◆ What is needed: Type out the complete listing below word for word, without its pictures.

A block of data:
....
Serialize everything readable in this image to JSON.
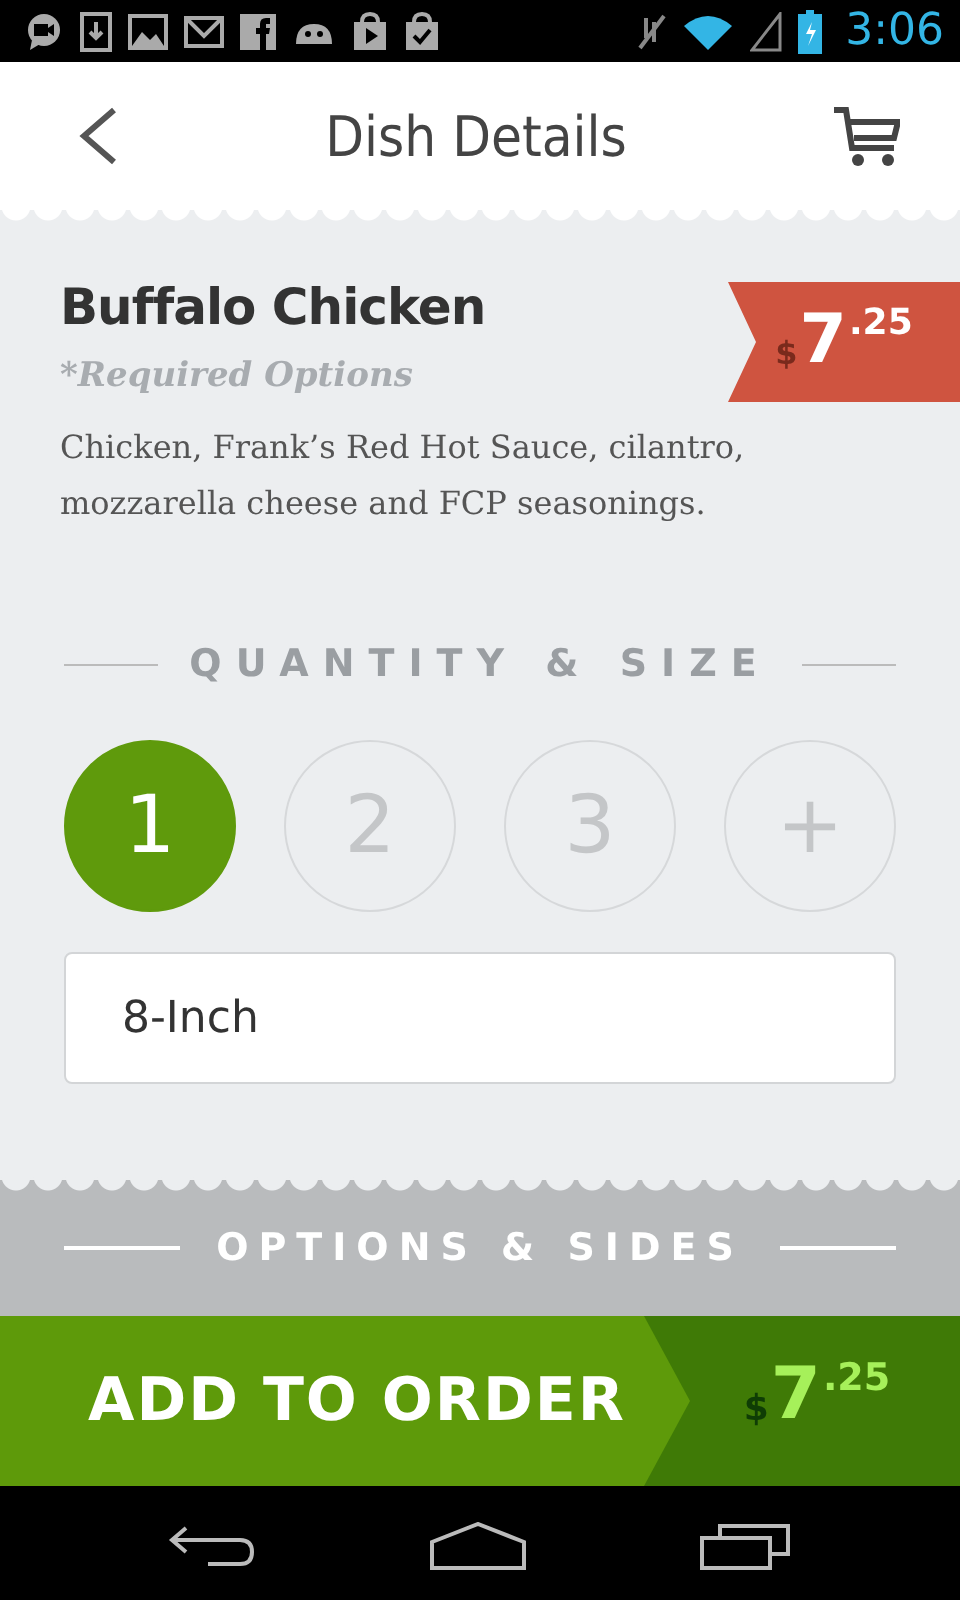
{
  "status_bar": {
    "time": "3:06"
  },
  "header": {
    "title": "Dish Details"
  },
  "dish": {
    "name": "Buffalo Chicken",
    "required_note": "*Required Options",
    "description": "Chicken, Frank’s Red Hot Sauce, cilantro, mozzarella cheese and FCP seasonings.",
    "price": {
      "currency": "$",
      "dollars": "7",
      "cents": ".25"
    }
  },
  "quantity_section": {
    "heading": "QUANTITY & SIZE",
    "options": [
      {
        "label": "1",
        "selected": true
      },
      {
        "label": "2",
        "selected": false
      },
      {
        "label": "3",
        "selected": false
      }
    ],
    "more_label": "+",
    "size_value": "8-Inch"
  },
  "options_section": {
    "heading": "OPTIONS & SIDES"
  },
  "order_bar": {
    "label": "ADD TO ORDER",
    "price": {
      "currency": "$",
      "dollars": "7",
      "cents": ".25"
    }
  }
}
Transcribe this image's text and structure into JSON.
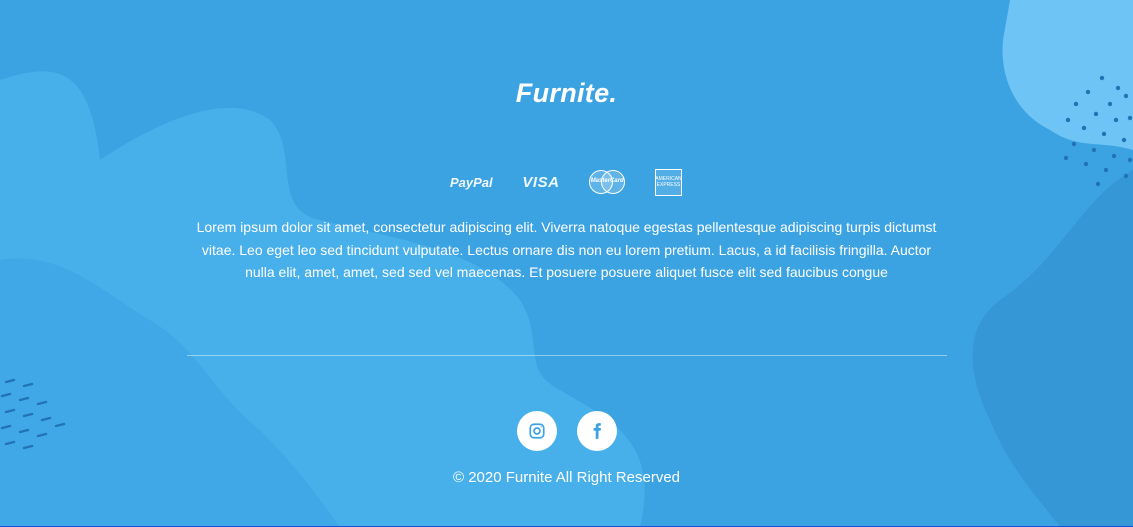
....
◆ Answer:
Serialize everything readable in this image to JSON.
{
  "status_bar": {
    "time": "3:06"
  },
  "header": {
    "title": "Dish Details"
  },
  "dish": {
    "name": "Buffalo Chicken",
    "required_note": "*Required Options",
    "description": "Chicken, Frank’s Red Hot Sauce, cilantro, mozzarella cheese and FCP seasonings.",
    "price": {
      "currency": "$",
      "dollars": "7",
      "cents": ".25"
    }
  },
  "quantity_section": {
    "heading": "QUANTITY & SIZE",
    "options": [
      {
        "label": "1",
        "selected": true
      },
      {
        "label": "2",
        "selected": false
      },
      {
        "label": "3",
        "selected": false
      }
    ],
    "more_label": "+",
    "size_value": "8-Inch"
  },
  "options_section": {
    "heading": "OPTIONS & SIDES"
  },
  "order_bar": {
    "label": "ADD TO ORDER",
    "price": {
      "currency": "$",
      "dollars": "7",
      "cents": ".25"
    }
  }
}
Transcribe this image's text and structure into JSON.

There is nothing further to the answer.